[Records from a collection]
--*--

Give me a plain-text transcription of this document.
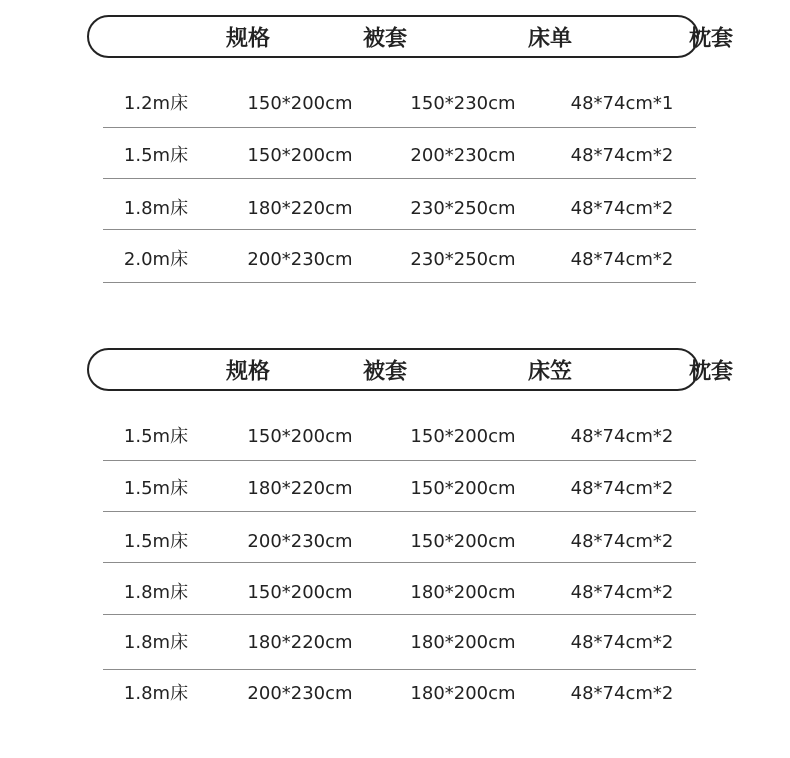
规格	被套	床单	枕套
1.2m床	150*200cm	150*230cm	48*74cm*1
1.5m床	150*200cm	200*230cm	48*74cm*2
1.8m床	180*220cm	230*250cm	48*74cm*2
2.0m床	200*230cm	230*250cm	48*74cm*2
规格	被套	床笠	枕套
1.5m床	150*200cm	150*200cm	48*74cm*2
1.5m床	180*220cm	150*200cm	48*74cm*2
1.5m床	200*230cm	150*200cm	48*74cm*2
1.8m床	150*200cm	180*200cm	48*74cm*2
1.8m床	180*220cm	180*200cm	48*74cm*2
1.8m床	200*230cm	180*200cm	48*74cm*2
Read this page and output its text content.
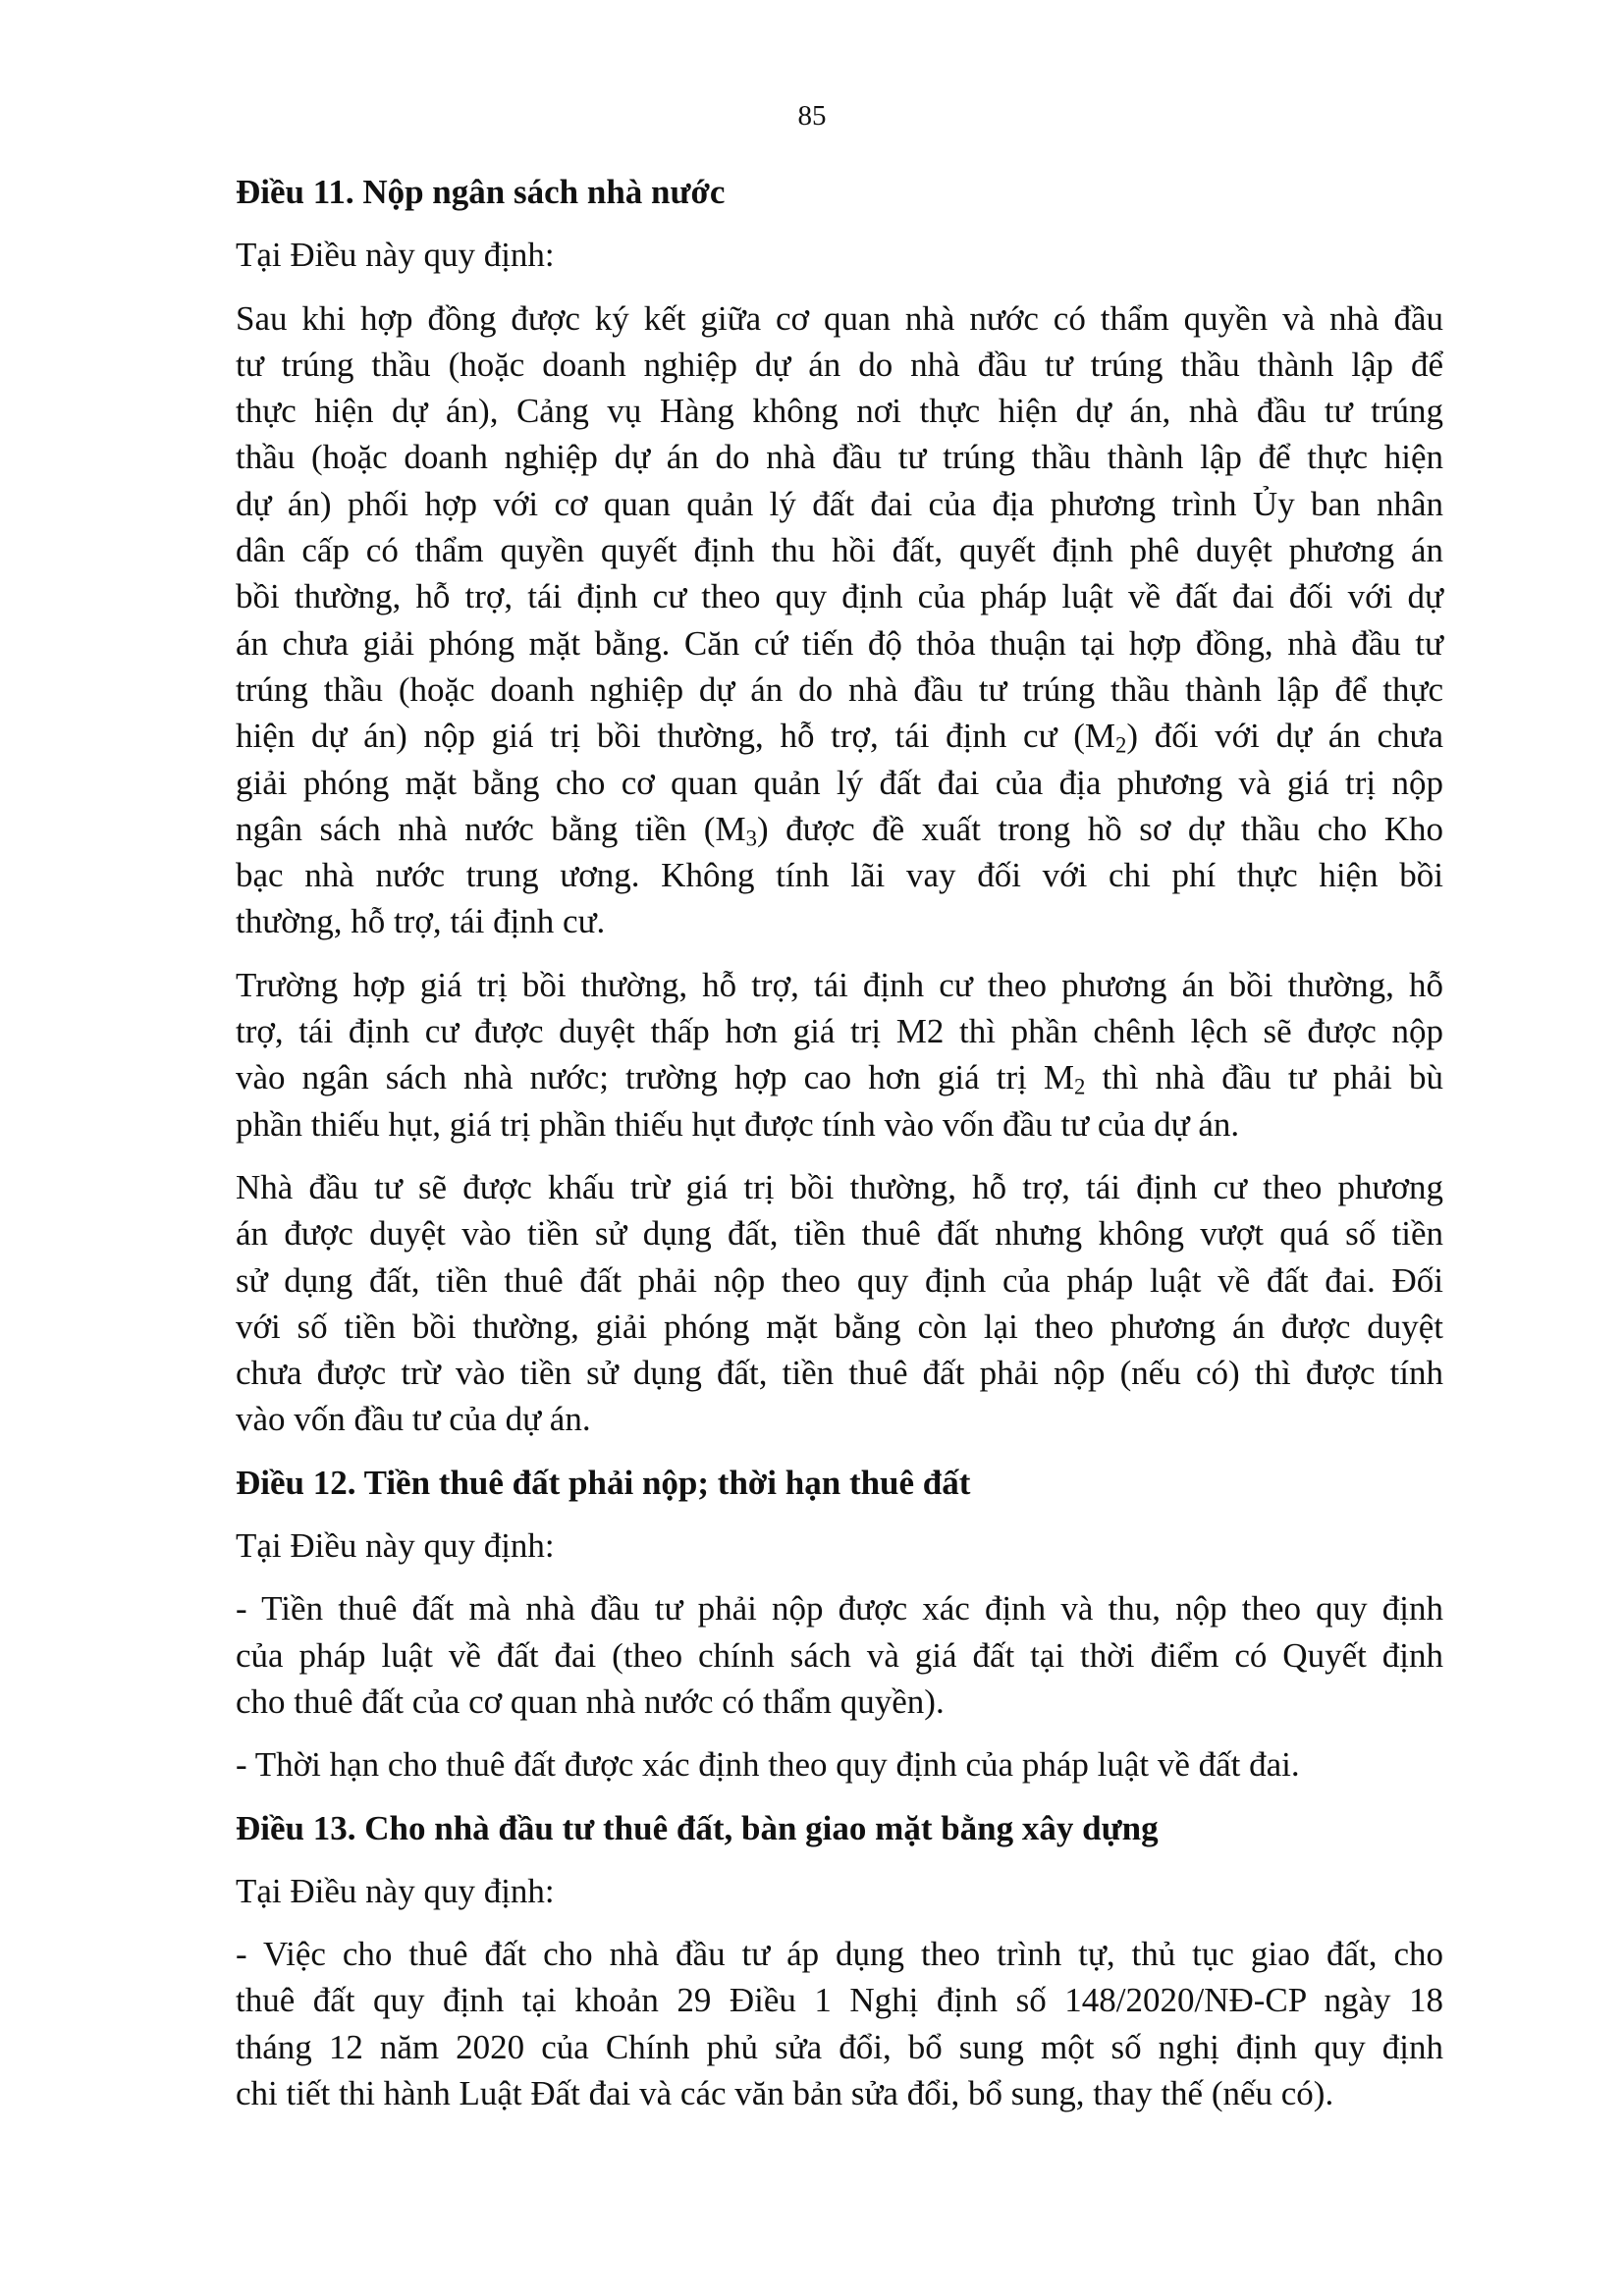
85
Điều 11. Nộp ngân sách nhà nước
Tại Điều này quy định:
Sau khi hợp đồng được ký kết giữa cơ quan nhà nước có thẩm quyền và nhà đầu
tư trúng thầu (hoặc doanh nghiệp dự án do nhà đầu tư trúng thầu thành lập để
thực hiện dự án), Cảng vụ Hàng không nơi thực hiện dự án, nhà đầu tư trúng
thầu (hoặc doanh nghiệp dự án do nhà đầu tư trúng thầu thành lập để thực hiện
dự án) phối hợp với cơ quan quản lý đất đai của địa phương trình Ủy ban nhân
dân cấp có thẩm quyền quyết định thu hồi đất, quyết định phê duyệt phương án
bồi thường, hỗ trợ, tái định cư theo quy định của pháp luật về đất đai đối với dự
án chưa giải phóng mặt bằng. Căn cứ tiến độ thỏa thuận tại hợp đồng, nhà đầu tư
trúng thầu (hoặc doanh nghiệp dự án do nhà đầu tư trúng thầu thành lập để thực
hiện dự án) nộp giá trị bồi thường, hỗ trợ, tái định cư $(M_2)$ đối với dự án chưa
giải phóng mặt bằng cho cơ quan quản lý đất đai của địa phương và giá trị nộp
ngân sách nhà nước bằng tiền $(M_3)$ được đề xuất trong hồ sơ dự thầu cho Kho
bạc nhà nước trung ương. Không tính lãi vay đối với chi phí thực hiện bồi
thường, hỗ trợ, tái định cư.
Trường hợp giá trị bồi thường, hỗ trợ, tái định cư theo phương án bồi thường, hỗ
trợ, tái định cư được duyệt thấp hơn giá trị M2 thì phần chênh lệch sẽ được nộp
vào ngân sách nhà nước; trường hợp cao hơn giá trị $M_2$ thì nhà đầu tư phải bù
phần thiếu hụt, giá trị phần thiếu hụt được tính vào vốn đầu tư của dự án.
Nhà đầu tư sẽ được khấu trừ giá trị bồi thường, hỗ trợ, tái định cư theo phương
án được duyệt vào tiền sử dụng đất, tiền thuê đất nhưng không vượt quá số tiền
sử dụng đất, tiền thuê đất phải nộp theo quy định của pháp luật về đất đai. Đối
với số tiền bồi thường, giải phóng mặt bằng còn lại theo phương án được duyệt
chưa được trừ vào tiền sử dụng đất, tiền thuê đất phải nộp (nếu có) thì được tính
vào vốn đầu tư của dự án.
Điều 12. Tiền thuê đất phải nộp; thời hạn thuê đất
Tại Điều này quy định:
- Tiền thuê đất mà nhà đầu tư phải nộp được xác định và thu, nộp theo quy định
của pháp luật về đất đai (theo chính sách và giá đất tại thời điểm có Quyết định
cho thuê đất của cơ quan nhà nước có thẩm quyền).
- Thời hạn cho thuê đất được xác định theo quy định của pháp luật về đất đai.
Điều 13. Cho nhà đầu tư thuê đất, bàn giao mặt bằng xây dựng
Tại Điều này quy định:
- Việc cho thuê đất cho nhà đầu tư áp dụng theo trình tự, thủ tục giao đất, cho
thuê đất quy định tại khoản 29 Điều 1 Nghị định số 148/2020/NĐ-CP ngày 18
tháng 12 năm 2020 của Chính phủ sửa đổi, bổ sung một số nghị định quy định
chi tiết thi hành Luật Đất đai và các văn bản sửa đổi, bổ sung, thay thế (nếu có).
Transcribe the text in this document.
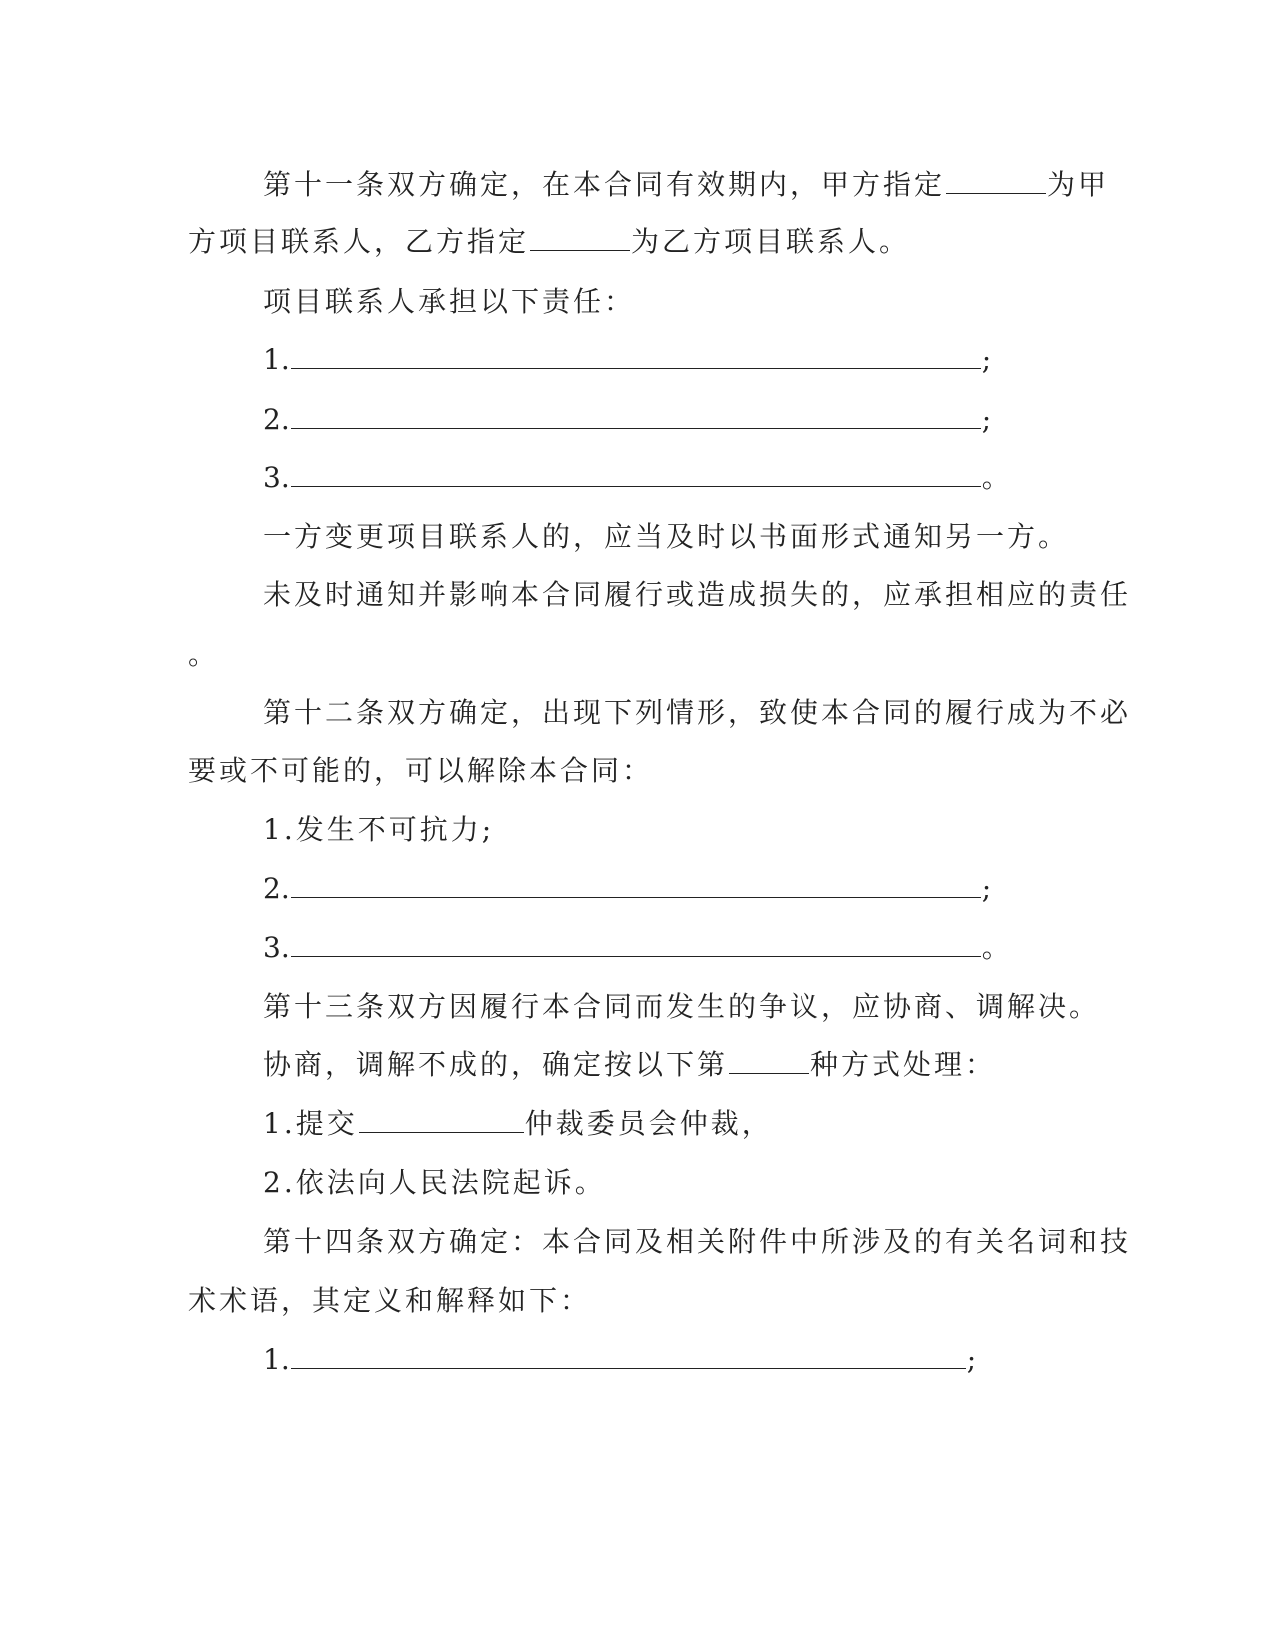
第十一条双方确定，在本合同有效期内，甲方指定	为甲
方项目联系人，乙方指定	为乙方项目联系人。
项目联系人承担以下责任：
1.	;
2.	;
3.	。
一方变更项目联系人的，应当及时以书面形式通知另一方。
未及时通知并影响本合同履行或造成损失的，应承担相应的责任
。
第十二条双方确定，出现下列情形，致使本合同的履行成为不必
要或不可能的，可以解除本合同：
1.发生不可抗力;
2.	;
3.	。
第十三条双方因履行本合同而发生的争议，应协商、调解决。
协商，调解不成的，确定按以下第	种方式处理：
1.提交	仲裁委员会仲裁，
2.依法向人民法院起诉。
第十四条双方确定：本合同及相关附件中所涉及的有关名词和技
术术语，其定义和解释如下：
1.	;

--*--

[Goal of the exercise] In the entries above, find every line holding the word "sách" and copy it out.

[Response to the exercise]
Điều 11. Nộp ngân sách nhà nước
ngân sách nhà nước bằng tiền $(M_3)$ được đề xuất trong hồ sơ dự thầu cho Kho
vào ngân sách nhà nước; trường hợp cao hơn giá trị $M_2$ thì nhà đầu tư phải bù
của pháp luật về đất đai (theo chính sách và giá đất tại thời điểm có Quyết định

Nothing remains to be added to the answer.